▸ Job
Copy all of the material exactly. Pictures are not to appear in the copy.
[BEGIN Supplied data]
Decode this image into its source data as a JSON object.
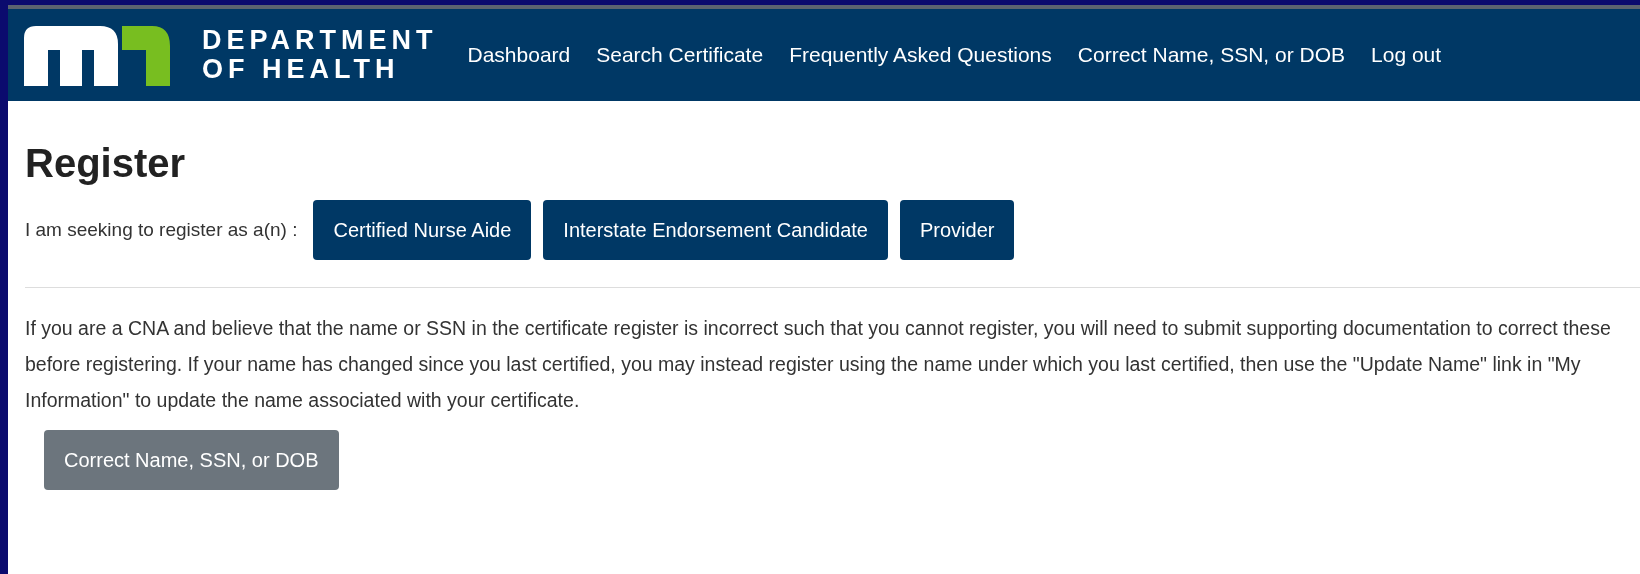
{
  "header": {
    "logo_lines": [
      "DEPARTMENT",
      "OF HEALTH"
    ],
    "nav": [
      "Dashboard",
      "Search Certificate",
      "Frequently Asked Questions",
      "Correct Name, SSN, or DOB",
      "Log out"
    ]
  },
  "page": {
    "title": "Register",
    "role_prompt": "I am seeking to register as a(n) :",
    "role_buttons": [
      "Certified Nurse Aide",
      "Interstate Endorsement Candidate",
      "Provider"
    ],
    "notice": "If you are a CNA and believe that the name or SSN in the certificate register is incorrect such that you cannot register, you will need to submit supporting documentation to correct these before registering. If your name has changed since you last certified, you may instead register using the name under which you last certified, then use the \"Update Name\" link in \"My Information\" to update the name associated with your certificate.",
    "correct_button": "Correct Name, SSN, or DOB"
  }
}
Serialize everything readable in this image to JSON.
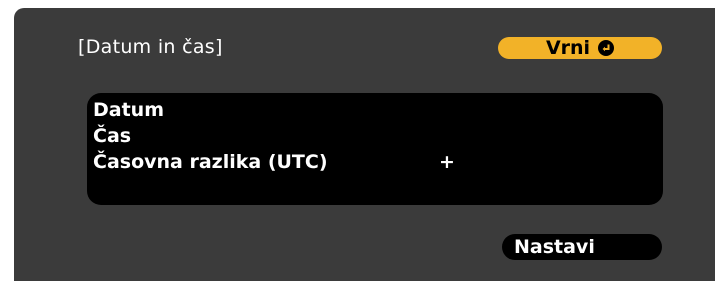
{
  "window": {
    "title": "[Datum in čas]"
  },
  "buttons": {
    "back_label": "Vrni",
    "back_icon": "enter-icon",
    "set_label": "Nastavi"
  },
  "settings": [
    {
      "label": "Datum",
      "value": ""
    },
    {
      "label": "Čas",
      "value": ""
    },
    {
      "label": "Časovna razlika (UTC)",
      "value": "+"
    },
    {
      "label": "",
      "value": ""
    }
  ],
  "colors": {
    "background": "#3b3b3b",
    "list_background": "#000000",
    "accent": "#f2b228",
    "text": "#ffffff"
  }
}
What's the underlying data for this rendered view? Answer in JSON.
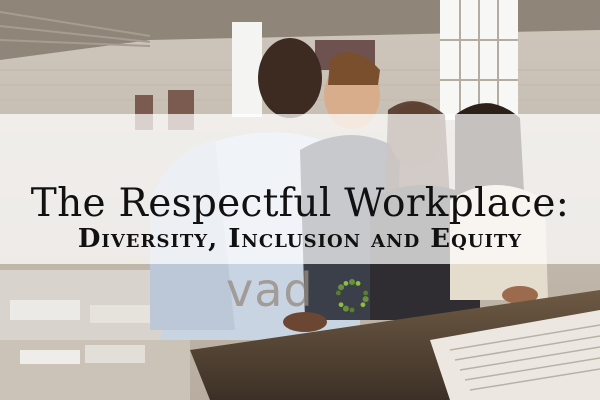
{
  "heading": {
    "title": "The Respectful Workplace:",
    "subtitle": "Diversity, Inclusion and Equity"
  },
  "logo": {
    "text": "vad",
    "ring_colors": [
      "#6a8f3c",
      "#8cbf3f",
      "#3f3f3f",
      "#5a7d2e"
    ]
  },
  "photo": {
    "description_icon": "office-team-photo"
  }
}
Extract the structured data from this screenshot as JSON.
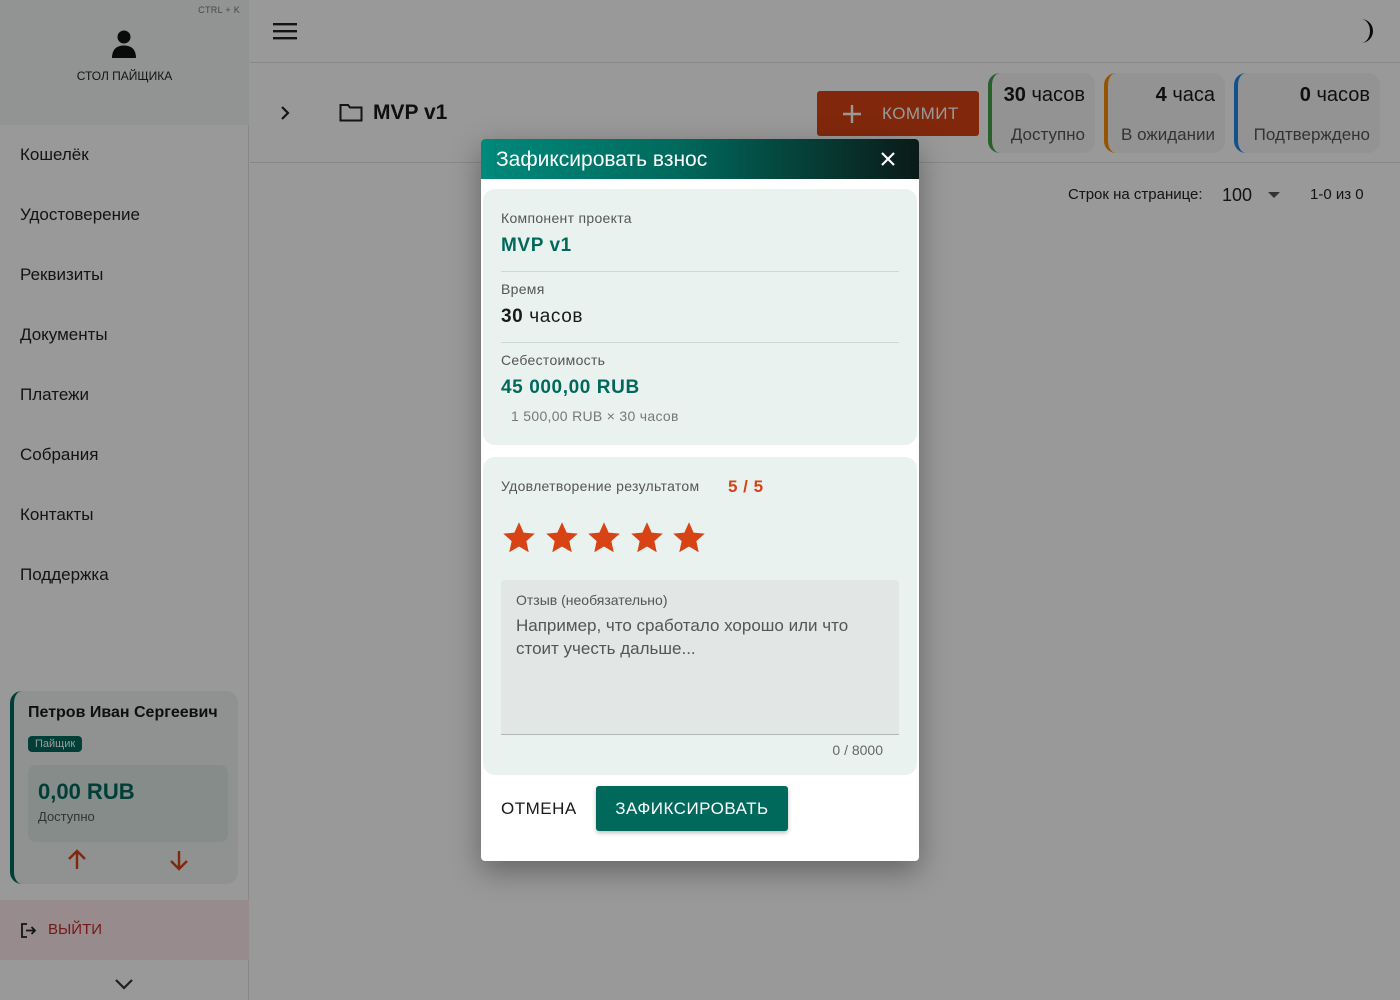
{
  "sidebar": {
    "shortcut": "CTRL + K",
    "desk_label": "СТОЛ ПАЙЩИКА",
    "nav": [
      "Кошелёк",
      "Удостоверение",
      "Реквизиты",
      "Документы",
      "Платежи",
      "Собрания",
      "Контакты",
      "Поддержка"
    ],
    "user": {
      "name": "Петров Иван Сергеевич",
      "role": "Пайщик",
      "balance": "0,00 RUB",
      "balance_label": "Доступно"
    },
    "logout": "ВЫЙТИ"
  },
  "toolbar": {
    "project_title": "MVP v1",
    "commit_label": "КОММИТ"
  },
  "stats": [
    {
      "value": "30",
      "unit": "часов",
      "label": "Доступно",
      "color": "#43a047"
    },
    {
      "value": "4",
      "unit": "часа",
      "label": "В ожидании",
      "color": "#fb8c00"
    },
    {
      "value": "0",
      "unit": "часов",
      "label": "Подтверждено",
      "color": "#1e88e5"
    }
  ],
  "pager": {
    "rows_label": "Строк на странице:",
    "rows_value": "100",
    "range": "1-0 из 0"
  },
  "dialog": {
    "title": "Зафиксировать взнос",
    "component_label": "Компонент проекта",
    "component_value": "MVP v1",
    "time_label": "Время",
    "time_number": "30",
    "time_unit": "часов",
    "cost_label": "Себестоимость",
    "cost_value": "45 000,00 RUB",
    "cost_calc": "1 500,00 RUB × 30 часов",
    "rating_label": "Удовлетворение результатом",
    "rating_text": "5 / 5",
    "rating": 5,
    "rating_max": 5,
    "feedback_label": "Отзыв (необязательно)",
    "feedback_placeholder": "Например, что сработало хорошо или что стоит учесть дальше...",
    "feedback_counter": "0 / 8000",
    "cancel_label": "ОТМЕНА",
    "submit_label": "ЗАФИКСИРОВАТЬ"
  },
  "colors": {
    "primary": "#00695c",
    "accent": "#d84315",
    "logout": "#c62828"
  },
  "icons": [
    "user-icon",
    "menu-icon",
    "moon-icon",
    "chevron-right-icon",
    "folder-icon",
    "plus-icon",
    "close-icon",
    "star-icon",
    "arrow-up-icon",
    "arrow-down-icon",
    "logout-icon",
    "chevron-down-icon"
  ]
}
[END Supplied data]
▸ Written solution
Decode this image into its source data as a JSON object.
{
  "header": {
    "logo_lines": [
      "DEPARTMENT",
      "OF HEALTH"
    ],
    "nav": [
      "Dashboard",
      "Search Certificate",
      "Frequently Asked Questions",
      "Correct Name, SSN, or DOB",
      "Log out"
    ]
  },
  "page": {
    "title": "Register",
    "role_prompt": "I am seeking to register as a(n) :",
    "role_buttons": [
      "Certified Nurse Aide",
      "Interstate Endorsement Candidate",
      "Provider"
    ],
    "notice": "If you are a CNA and believe that the name or SSN in the certificate register is incorrect such that you cannot register, you will need to submit supporting documentation to correct these before registering. If your name has changed since you last certified, you may instead register using the name under which you last certified, then use the \"Update Name\" link in \"My Information\" to update the name associated with your certificate.",
    "correct_button": "Correct Name, SSN, or DOB"
  }
}
Serialize everything readable in this image to JSON.
{
  "window": {
    "title": "[Datum in čas]"
  },
  "buttons": {
    "back_label": "Vrni",
    "back_icon": "enter-icon",
    "set_label": "Nastavi"
  },
  "settings": [
    {
      "label": "Datum",
      "value": ""
    },
    {
      "label": "Čas",
      "value": ""
    },
    {
      "label": "Časovna razlika (UTC)",
      "value": "+"
    },
    {
      "label": "",
      "value": ""
    }
  ],
  "colors": {
    "background": "#3b3b3b",
    "list_background": "#000000",
    "accent": "#f2b228",
    "text": "#ffffff"
  }
}
What's the underlying data for this rendered view? Answer in JSON.
{
  "heading": {
    "title": "The Respectful Workplace:",
    "subtitle": "Diversity, Inclusion and Equity"
  },
  "logo": {
    "text": "vad",
    "ring_colors": [
      "#6a8f3c",
      "#8cbf3f",
      "#3f3f3f",
      "#5a7d2e"
    ]
  },
  "photo": {
    "description_icon": "office-team-photo"
  }
}
Extract the structured data from this screenshot as JSON.
{
  "sidebar": {
    "shortcut": "CTRL + K",
    "desk_label": "СТОЛ ПАЙЩИКА",
    "nav": [
      "Кошелёк",
      "Удостоверение",
      "Реквизиты",
      "Документы",
      "Платежи",
      "Собрания",
      "Контакты",
      "Поддержка"
    ],
    "user": {
      "name": "Петров Иван Сергеевич",
      "role": "Пайщик",
      "balance": "0,00 RUB",
      "balance_label": "Доступно"
    },
    "logout": "ВЫЙТИ"
  },
  "toolbar": {
    "project_title": "MVP v1",
    "commit_label": "КОММИТ"
  },
  "stats": [
    {
      "value": "30",
      "unit": "часов",
      "label": "Доступно",
      "color": "#43a047"
    },
    {
      "value": "4",
      "unit": "часа",
      "label": "В ожидании",
      "color": "#fb8c00"
    },
    {
      "value": "0",
      "unit": "часов",
      "label": "Подтверждено",
      "color": "#1e88e5"
    }
  ],
  "pager": {
    "rows_label": "Строк на странице:",
    "rows_value": "100",
    "range": "1-0 из 0"
  },
  "dialog": {
    "title": "Зафиксировать взнос",
    "component_label": "Компонент проекта",
    "component_value": "MVP v1",
    "time_label": "Время",
    "time_number": "30",
    "time_unit": "часов",
    "cost_label": "Себестоимость",
    "cost_value": "45 000,00 RUB",
    "cost_calc": "1 500,00 RUB × 30 часов",
    "rating_label": "Удовлетворение результатом",
    "rating_text": "5 / 5",
    "rating": 5,
    "rating_max": 5,
    "feedback_label": "Отзыв (необязательно)",
    "feedback_placeholder": "Например, что сработало хорошо или что стоит учесть дальше...",
    "feedback_counter": "0 / 8000",
    "cancel_label": "ОТМЕНА",
    "submit_label": "ЗАФИКСИРОВАТЬ"
  },
  "colors": {
    "primary": "#00695c",
    "accent": "#d84315",
    "logout": "#c62828"
  },
  "icons": [
    "user-icon",
    "menu-icon",
    "moon-icon",
    "chevron-right-icon",
    "folder-icon",
    "plus-icon",
    "close-icon",
    "star-icon",
    "arrow-up-icon",
    "arrow-down-icon",
    "logout-icon",
    "chevron-down-icon"
  ]
}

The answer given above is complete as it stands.